→ **WORK TO DO**
Drop the images; return everything else in the listing below exactly.
^^^^
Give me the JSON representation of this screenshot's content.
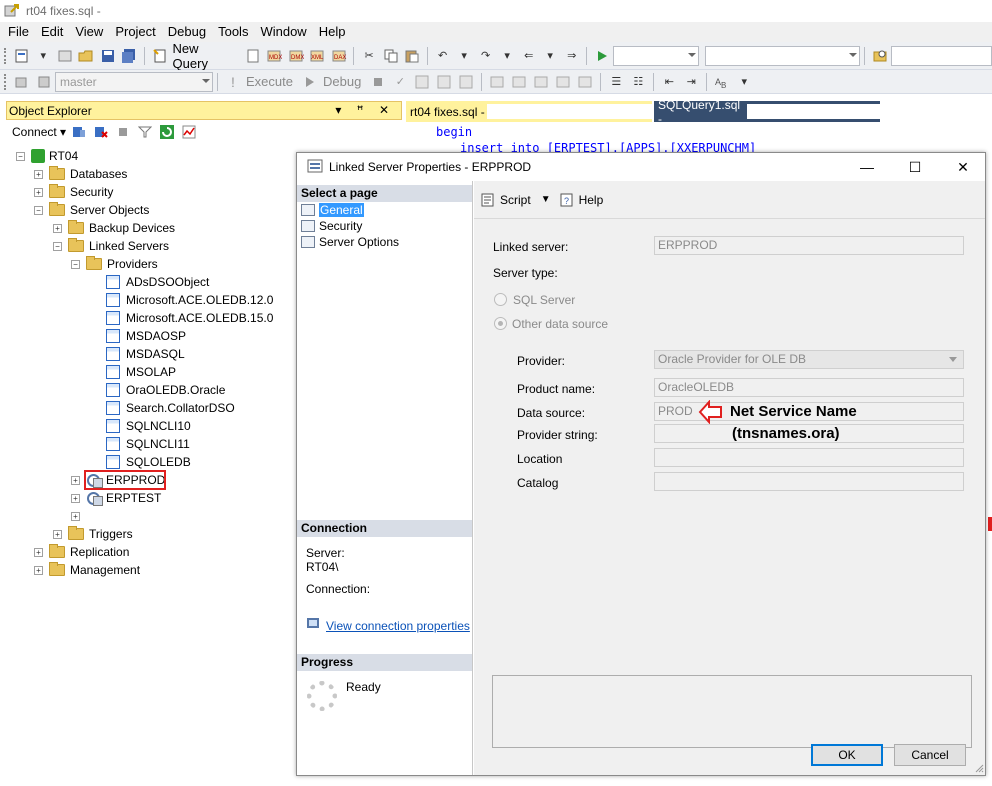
{
  "window": {
    "title": "rt04 fixes.sql -"
  },
  "menu": [
    "File",
    "Edit",
    "View",
    "Project",
    "Debug",
    "Tools",
    "Window",
    "Help"
  ],
  "toolbar1": {
    "new_query": "New Query"
  },
  "toolbar2": {
    "database": "master",
    "execute": "Execute",
    "debug": "Debug"
  },
  "object_explorer": {
    "title": "Object Explorer",
    "pin_glyphs": "▾ ꟸ ✕",
    "connect": "Connect",
    "tree": {
      "server": "RT04",
      "databases": "Databases",
      "security": "Security",
      "server_objects": "Server Objects",
      "backup_devices": "Backup Devices",
      "linked_servers": "Linked Servers",
      "providers": "Providers",
      "provider_list": [
        "ADsDSOObject",
        "Microsoft.ACE.OLEDB.12.0",
        "Microsoft.ACE.OLEDB.15.0",
        "MSDAOSP",
        "MSDASQL",
        "MSOLAP",
        "OraOLEDB.Oracle",
        "Search.CollatorDSO",
        "SQLNCLI10",
        "SQLNCLI11",
        "SQLOLEDB"
      ],
      "linked_list": [
        "ERPPROD",
        "ERPTEST"
      ],
      "triggers": "Triggers",
      "replication": "Replication",
      "management": "Management"
    }
  },
  "editor": {
    "tab1": "rt04 fixes.sql -",
    "tab2": "SQLQuery1.sql -",
    "line1": "begin",
    "line2": "insert into [ERPTEST].[APPS].[XXERPUNCHM]"
  },
  "dialog": {
    "title": "Linked Server Properties - ERPPROD",
    "select_page": "Select a page",
    "pages": [
      "General",
      "Security",
      "Server Options"
    ],
    "connection_head": "Connection",
    "server_label": "Server:",
    "server_value": "RT04\\",
    "connection_label": "Connection:",
    "view_connection": "View connection properties",
    "progress_head": "Progress",
    "progress_status": "Ready",
    "script": "Script",
    "help": "Help",
    "labels": {
      "linked_server": "Linked server:",
      "server_type": "Server type:",
      "sql_server": "SQL Server",
      "other_source": "Other data source",
      "provider": "Provider:",
      "product_name": "Product name:",
      "data_source": "Data source:",
      "provider_string": "Provider string:",
      "location": "Location",
      "catalog": "Catalog"
    },
    "values": {
      "linked_server": "ERPPROD",
      "provider": "Oracle Provider for OLE DB",
      "product_name": "OracleOLEDB",
      "data_source": "PROD"
    },
    "annotation": {
      "line1": "Net Service Name",
      "line2": "(tnsnames.ora)"
    },
    "ok": "OK",
    "cancel": "Cancel",
    "accent": "#e0201f"
  }
}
^^^^
→ **IN RESPONSE**
Give me the JSON representation of this screenshot's content.
{
  "window": {
    "title": "rt04 fixes.sql -"
  },
  "menu": [
    "File",
    "Edit",
    "View",
    "Project",
    "Debug",
    "Tools",
    "Window",
    "Help"
  ],
  "toolbar1": {
    "new_query": "New Query"
  },
  "toolbar2": {
    "database": "master",
    "execute": "Execute",
    "debug": "Debug"
  },
  "object_explorer": {
    "title": "Object Explorer",
    "pin_glyphs": "▾ ꟸ ✕",
    "connect": "Connect",
    "tree": {
      "server": "RT04",
      "databases": "Databases",
      "security": "Security",
      "server_objects": "Server Objects",
      "backup_devices": "Backup Devices",
      "linked_servers": "Linked Servers",
      "providers": "Providers",
      "provider_list": [
        "ADsDSOObject",
        "Microsoft.ACE.OLEDB.12.0",
        "Microsoft.ACE.OLEDB.15.0",
        "MSDAOSP",
        "MSDASQL",
        "MSOLAP",
        "OraOLEDB.Oracle",
        "Search.CollatorDSO",
        "SQLNCLI10",
        "SQLNCLI11",
        "SQLOLEDB"
      ],
      "linked_list": [
        "ERPPROD",
        "ERPTEST"
      ],
      "triggers": "Triggers",
      "replication": "Replication",
      "management": "Management"
    }
  },
  "editor": {
    "tab1": "rt04 fixes.sql -",
    "tab2": "SQLQuery1.sql -",
    "line1": "begin",
    "line2": "insert into [ERPTEST].[APPS].[XXERPUNCHM]"
  },
  "dialog": {
    "title": "Linked Server Properties - ERPPROD",
    "select_page": "Select a page",
    "pages": [
      "General",
      "Security",
      "Server Options"
    ],
    "connection_head": "Connection",
    "server_label": "Server:",
    "server_value": "RT04\\",
    "connection_label": "Connection:",
    "view_connection": "View connection properties",
    "progress_head": "Progress",
    "progress_status": "Ready",
    "script": "Script",
    "help": "Help",
    "labels": {
      "linked_server": "Linked server:",
      "server_type": "Server type:",
      "sql_server": "SQL Server",
      "other_source": "Other data source",
      "provider": "Provider:",
      "product_name": "Product name:",
      "data_source": "Data source:",
      "provider_string": "Provider string:",
      "location": "Location",
      "catalog": "Catalog"
    },
    "values": {
      "linked_server": "ERPPROD",
      "provider": "Oracle Provider for OLE DB",
      "product_name": "OracleOLEDB",
      "data_source": "PROD"
    },
    "annotation": {
      "line1": "Net Service Name",
      "line2": "(tnsnames.ora)"
    },
    "ok": "OK",
    "cancel": "Cancel",
    "accent": "#e0201f"
  }
}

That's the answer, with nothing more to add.